Lines that contain the string "JSON" are to be copied; leave out all others.
:: ITEMS
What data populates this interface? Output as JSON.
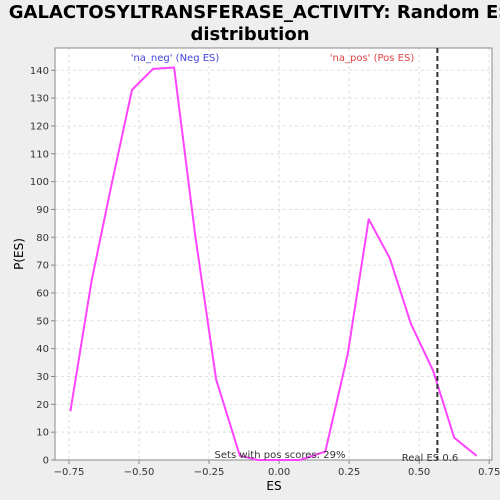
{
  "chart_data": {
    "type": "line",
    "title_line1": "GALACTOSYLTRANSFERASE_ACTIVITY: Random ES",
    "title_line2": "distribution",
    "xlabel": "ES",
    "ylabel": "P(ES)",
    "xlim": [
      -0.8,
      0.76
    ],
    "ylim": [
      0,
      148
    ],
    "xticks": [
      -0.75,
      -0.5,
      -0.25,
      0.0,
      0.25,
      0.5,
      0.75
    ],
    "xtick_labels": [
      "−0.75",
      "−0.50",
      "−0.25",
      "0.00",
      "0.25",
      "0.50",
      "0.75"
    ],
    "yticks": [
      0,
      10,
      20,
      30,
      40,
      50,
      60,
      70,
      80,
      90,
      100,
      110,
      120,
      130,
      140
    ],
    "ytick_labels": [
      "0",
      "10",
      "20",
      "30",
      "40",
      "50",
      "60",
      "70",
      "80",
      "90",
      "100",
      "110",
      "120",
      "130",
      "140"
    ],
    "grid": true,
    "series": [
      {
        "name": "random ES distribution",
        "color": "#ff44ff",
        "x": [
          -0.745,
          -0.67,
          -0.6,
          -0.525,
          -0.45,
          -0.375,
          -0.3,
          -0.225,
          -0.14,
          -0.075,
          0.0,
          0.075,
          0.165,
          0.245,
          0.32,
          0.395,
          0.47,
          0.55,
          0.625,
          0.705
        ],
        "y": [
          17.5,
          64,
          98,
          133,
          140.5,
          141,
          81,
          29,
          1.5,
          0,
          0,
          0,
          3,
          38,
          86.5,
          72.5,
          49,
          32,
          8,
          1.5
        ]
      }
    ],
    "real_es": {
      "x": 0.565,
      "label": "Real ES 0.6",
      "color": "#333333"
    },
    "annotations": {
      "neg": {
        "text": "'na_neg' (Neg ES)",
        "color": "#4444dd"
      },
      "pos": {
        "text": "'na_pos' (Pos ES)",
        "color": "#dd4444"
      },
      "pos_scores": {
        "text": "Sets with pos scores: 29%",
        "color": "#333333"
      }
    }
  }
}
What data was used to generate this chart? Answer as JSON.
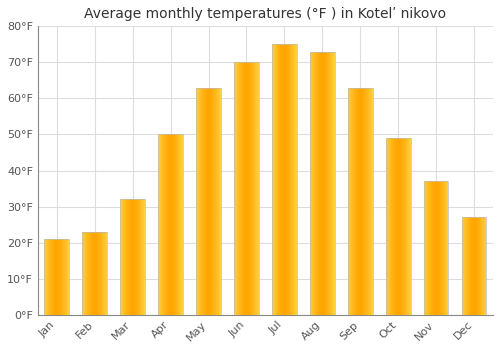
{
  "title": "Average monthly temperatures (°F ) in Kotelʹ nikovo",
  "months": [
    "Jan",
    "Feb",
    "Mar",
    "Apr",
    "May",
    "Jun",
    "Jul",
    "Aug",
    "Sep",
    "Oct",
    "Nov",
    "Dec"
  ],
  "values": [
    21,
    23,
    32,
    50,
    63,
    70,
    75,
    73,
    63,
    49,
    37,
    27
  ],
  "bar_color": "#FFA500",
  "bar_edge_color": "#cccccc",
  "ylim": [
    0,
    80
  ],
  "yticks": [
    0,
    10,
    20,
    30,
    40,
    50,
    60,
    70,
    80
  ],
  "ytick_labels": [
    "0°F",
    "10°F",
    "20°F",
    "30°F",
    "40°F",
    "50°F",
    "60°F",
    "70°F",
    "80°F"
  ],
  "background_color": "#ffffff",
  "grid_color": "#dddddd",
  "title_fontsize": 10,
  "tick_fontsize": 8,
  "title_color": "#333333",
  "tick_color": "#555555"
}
::::
• **COMPLETE OUTPUT**
What data populates this interface? Output as JSON.
What data was used to generate this chart? Answer as JSON.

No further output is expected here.